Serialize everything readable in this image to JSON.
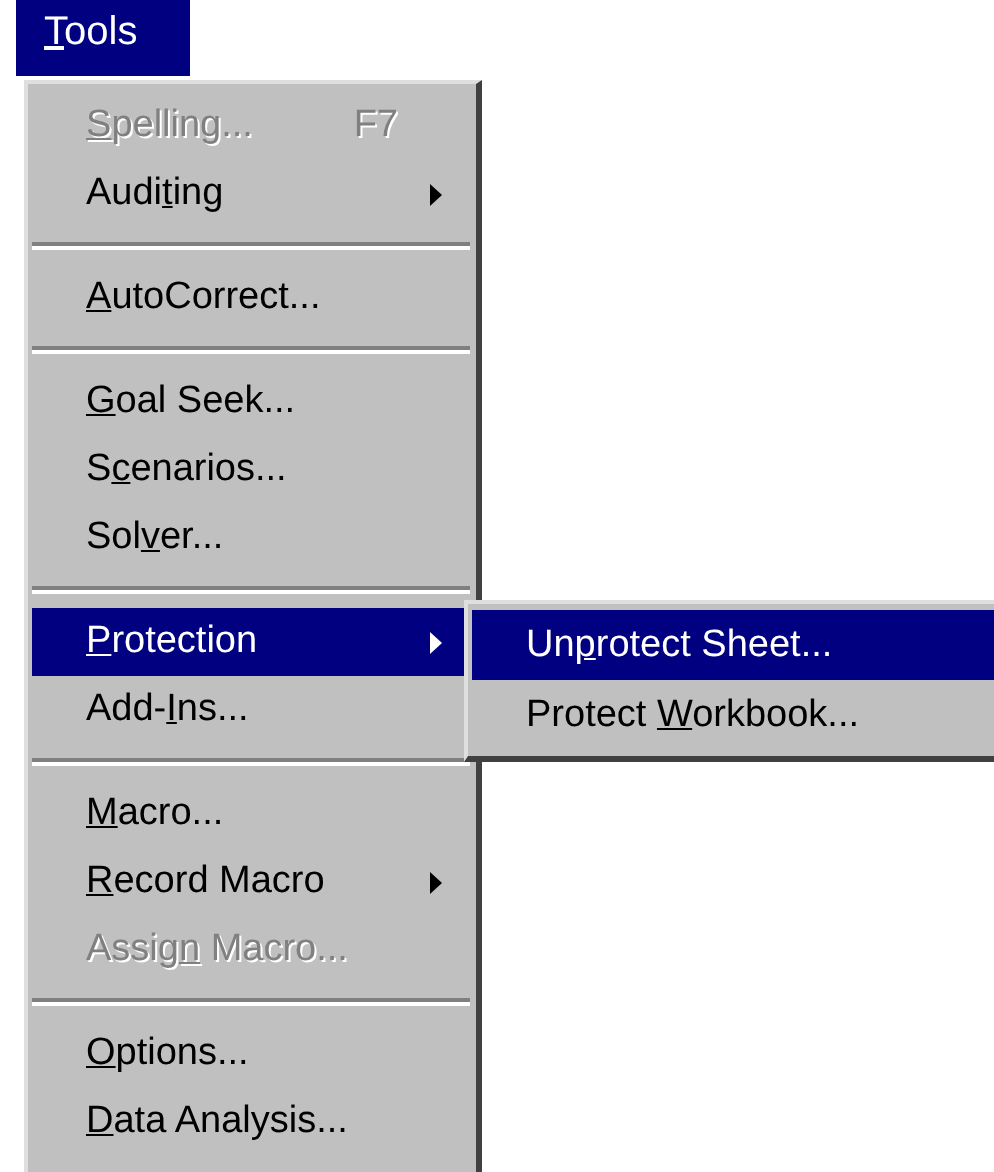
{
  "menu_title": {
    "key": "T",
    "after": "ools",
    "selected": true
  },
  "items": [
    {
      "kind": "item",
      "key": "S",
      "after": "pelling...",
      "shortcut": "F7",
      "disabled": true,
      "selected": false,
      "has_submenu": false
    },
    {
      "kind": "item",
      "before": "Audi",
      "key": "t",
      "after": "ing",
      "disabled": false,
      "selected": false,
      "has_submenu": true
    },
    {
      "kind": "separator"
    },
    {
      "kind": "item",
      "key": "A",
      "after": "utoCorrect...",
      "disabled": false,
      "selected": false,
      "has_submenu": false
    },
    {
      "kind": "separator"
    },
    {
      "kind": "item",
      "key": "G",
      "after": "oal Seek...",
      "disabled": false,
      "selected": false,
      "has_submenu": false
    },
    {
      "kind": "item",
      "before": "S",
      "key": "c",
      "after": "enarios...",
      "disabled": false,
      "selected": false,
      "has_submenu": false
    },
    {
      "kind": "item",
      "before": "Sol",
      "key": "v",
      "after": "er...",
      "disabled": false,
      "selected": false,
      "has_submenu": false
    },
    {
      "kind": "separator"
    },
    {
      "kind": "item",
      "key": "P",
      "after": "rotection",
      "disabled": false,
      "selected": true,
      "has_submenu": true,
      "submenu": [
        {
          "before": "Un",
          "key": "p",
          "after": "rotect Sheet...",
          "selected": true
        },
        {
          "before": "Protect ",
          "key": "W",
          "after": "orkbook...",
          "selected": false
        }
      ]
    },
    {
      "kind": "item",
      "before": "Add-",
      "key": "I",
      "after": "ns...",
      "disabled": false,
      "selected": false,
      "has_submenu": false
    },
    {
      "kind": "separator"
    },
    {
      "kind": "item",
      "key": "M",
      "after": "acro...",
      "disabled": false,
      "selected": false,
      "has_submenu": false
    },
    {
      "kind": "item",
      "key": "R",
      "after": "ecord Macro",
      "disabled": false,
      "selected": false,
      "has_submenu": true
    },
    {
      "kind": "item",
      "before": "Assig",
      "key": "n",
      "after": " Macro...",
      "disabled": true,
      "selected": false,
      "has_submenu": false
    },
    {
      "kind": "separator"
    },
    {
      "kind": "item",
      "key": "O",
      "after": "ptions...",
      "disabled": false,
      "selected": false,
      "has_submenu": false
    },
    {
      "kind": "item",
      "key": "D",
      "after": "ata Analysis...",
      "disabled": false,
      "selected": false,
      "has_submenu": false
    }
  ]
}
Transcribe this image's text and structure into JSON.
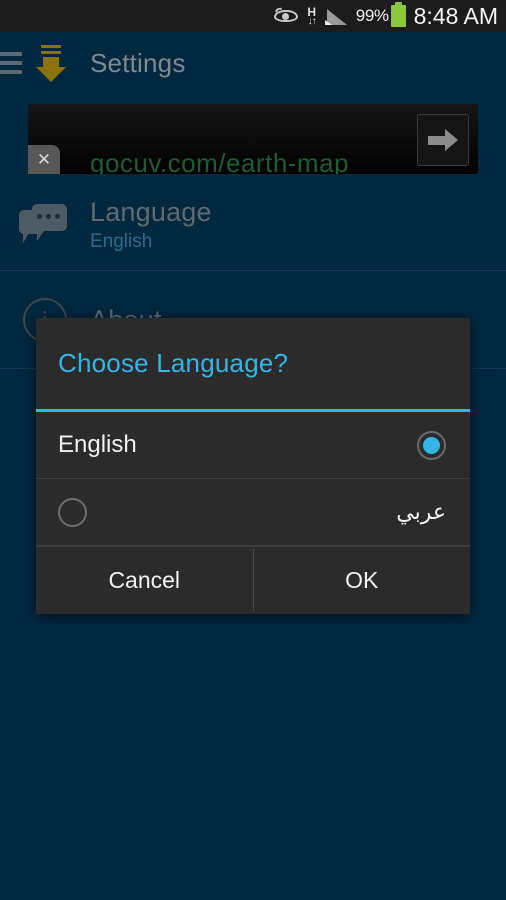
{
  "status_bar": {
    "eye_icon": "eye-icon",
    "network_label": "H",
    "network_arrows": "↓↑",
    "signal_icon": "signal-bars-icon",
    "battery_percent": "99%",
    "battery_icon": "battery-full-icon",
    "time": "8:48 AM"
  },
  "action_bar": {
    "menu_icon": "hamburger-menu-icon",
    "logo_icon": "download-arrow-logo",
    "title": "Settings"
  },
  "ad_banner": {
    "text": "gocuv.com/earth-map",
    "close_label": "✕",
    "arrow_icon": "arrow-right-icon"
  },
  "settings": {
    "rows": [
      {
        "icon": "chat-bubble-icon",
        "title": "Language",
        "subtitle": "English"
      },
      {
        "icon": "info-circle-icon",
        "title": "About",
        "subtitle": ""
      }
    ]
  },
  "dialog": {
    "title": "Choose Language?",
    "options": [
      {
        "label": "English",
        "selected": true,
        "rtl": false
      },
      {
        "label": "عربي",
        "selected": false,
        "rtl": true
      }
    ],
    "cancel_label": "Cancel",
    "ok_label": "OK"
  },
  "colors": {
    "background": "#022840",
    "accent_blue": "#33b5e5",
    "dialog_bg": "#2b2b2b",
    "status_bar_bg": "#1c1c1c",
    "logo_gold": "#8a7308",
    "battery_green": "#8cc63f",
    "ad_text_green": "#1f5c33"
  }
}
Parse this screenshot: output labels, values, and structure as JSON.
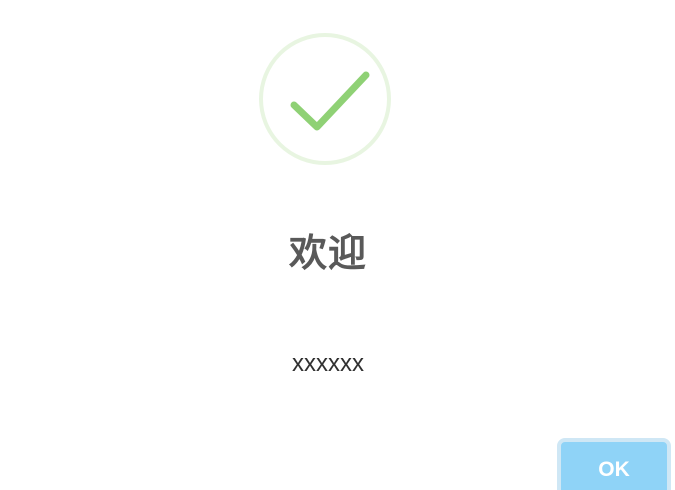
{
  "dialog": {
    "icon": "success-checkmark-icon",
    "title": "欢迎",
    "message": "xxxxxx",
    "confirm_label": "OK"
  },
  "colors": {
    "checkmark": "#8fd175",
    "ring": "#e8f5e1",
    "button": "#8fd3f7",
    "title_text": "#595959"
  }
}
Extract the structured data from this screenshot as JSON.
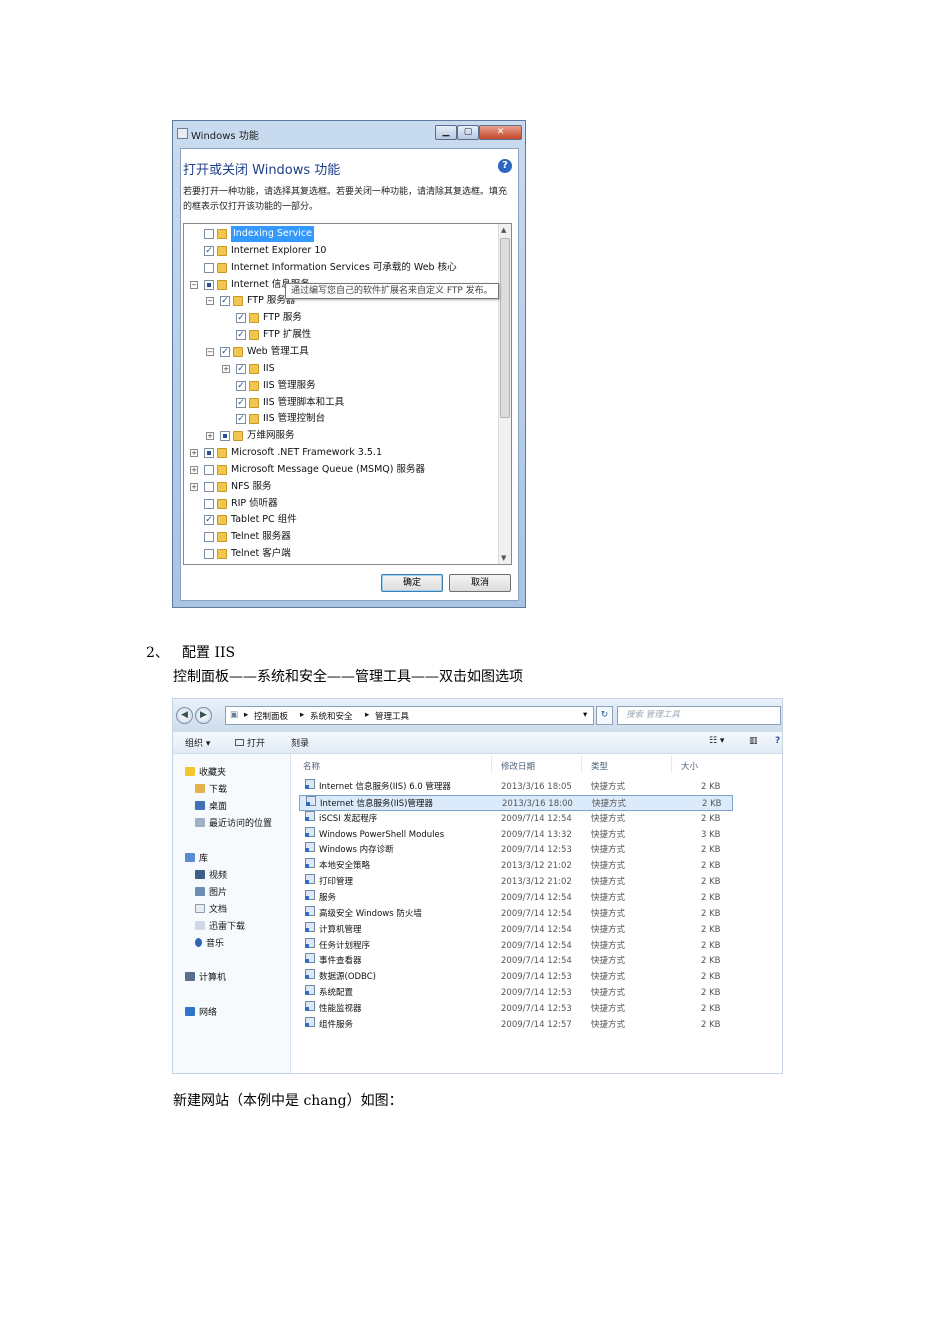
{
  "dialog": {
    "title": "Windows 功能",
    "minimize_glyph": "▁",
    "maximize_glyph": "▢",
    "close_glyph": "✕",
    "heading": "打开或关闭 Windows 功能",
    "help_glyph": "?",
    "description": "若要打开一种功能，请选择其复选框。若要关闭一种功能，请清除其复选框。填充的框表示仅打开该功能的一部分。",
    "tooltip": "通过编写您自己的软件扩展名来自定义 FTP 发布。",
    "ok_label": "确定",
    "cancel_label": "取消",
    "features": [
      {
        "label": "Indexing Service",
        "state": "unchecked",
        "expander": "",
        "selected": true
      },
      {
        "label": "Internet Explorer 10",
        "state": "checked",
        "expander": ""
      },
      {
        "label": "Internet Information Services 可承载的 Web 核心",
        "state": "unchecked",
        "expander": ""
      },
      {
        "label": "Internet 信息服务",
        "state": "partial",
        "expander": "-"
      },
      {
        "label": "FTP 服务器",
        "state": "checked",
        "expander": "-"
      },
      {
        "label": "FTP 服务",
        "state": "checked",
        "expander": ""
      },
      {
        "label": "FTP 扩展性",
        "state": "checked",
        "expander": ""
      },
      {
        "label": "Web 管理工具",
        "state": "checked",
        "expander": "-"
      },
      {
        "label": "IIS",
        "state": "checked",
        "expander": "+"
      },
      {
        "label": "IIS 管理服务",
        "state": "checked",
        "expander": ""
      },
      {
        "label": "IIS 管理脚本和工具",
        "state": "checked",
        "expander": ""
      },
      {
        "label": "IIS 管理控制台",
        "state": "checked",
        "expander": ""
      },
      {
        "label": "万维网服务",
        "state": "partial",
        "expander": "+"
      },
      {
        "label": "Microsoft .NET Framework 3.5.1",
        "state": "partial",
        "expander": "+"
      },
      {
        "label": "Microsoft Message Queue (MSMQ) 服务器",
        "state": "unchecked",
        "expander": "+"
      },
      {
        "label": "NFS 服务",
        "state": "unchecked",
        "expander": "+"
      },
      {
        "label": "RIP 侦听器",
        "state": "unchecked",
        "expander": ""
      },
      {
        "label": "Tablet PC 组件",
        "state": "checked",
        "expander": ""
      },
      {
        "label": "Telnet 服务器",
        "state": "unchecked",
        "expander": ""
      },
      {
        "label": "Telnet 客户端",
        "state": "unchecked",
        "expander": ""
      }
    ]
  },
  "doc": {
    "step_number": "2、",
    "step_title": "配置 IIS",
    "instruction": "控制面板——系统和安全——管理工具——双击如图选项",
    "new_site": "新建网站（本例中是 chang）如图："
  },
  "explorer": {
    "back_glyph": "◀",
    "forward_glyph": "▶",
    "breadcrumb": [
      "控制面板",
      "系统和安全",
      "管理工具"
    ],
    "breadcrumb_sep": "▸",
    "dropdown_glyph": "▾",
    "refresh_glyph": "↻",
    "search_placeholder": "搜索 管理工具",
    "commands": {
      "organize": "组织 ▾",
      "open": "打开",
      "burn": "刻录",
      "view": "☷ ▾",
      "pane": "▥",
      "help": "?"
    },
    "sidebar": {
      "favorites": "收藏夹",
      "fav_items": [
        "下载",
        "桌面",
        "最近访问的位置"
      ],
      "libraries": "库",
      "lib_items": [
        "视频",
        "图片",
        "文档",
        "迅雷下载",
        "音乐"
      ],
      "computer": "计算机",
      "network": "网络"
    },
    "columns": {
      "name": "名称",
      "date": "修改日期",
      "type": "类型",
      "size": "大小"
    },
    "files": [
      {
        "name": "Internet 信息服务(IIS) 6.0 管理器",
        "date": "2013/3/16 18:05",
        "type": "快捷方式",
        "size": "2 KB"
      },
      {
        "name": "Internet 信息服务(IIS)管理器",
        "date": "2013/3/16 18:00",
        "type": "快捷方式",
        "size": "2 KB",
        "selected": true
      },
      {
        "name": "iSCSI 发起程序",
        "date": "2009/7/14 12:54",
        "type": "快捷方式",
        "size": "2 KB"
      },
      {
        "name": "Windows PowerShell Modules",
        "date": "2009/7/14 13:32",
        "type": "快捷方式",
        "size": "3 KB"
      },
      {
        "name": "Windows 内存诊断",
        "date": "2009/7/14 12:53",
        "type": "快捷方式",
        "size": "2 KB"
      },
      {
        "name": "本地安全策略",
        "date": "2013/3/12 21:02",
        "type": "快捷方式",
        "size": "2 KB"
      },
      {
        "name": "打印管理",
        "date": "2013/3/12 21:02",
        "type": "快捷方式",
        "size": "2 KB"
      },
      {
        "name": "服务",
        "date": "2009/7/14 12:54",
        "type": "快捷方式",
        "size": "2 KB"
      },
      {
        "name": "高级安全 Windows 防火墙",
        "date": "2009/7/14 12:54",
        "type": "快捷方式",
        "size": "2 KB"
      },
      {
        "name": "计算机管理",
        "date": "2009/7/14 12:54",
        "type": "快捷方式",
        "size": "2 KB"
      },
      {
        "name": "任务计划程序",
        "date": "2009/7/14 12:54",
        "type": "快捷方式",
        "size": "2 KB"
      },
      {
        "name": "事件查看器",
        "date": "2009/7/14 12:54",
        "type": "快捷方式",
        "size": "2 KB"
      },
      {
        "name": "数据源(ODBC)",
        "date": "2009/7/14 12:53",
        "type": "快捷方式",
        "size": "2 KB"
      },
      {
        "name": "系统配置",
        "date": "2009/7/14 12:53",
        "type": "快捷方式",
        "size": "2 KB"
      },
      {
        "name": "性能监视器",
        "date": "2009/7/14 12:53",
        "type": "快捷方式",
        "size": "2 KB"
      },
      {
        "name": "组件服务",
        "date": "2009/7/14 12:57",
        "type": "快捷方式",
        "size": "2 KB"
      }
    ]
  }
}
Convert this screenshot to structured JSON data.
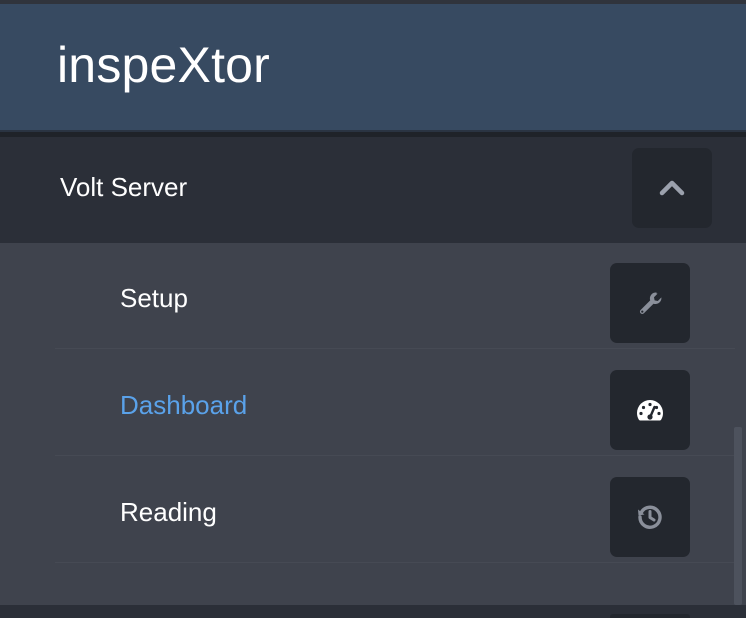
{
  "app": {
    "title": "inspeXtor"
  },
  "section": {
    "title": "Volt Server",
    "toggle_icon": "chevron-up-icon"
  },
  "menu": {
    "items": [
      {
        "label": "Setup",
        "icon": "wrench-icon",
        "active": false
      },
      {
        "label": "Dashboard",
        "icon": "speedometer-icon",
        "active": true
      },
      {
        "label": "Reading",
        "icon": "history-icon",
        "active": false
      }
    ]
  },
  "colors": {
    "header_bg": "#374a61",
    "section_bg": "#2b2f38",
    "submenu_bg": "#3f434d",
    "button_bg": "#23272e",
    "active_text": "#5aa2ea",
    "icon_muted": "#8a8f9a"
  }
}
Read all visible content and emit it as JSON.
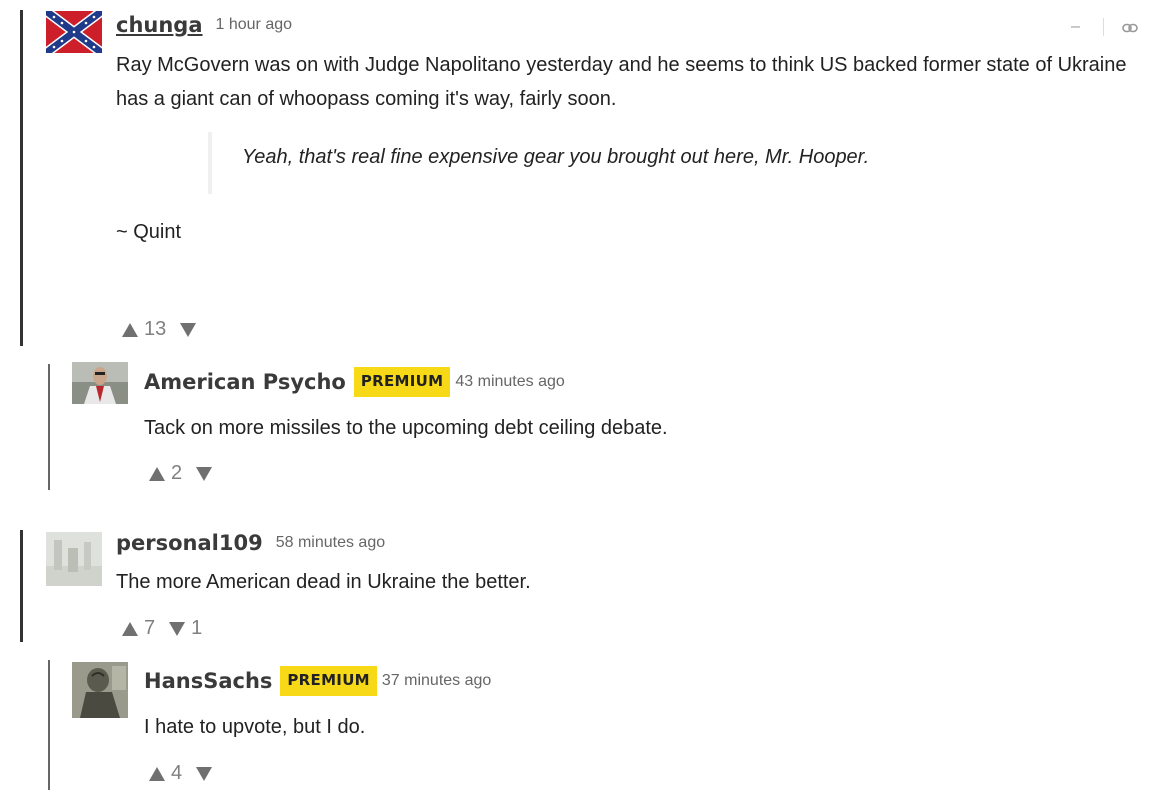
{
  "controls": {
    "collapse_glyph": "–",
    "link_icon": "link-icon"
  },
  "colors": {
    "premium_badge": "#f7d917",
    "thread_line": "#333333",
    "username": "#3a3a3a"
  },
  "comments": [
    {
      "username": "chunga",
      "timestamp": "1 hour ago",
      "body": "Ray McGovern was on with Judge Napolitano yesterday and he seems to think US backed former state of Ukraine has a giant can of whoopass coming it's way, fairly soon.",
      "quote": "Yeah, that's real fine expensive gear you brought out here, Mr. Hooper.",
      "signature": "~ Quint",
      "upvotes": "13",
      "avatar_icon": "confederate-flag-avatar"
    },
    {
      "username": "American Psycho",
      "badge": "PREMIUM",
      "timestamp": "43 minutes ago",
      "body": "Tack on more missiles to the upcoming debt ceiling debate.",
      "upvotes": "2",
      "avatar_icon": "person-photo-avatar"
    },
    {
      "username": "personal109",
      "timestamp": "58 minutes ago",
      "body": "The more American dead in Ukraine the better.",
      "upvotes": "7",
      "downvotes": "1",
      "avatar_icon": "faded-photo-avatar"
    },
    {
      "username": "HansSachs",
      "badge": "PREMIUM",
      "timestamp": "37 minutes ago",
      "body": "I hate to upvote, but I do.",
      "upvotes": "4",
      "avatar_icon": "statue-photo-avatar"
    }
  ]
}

-=-=-=-=-

What is the number of lines holding the word "avatar"? State it alone.

4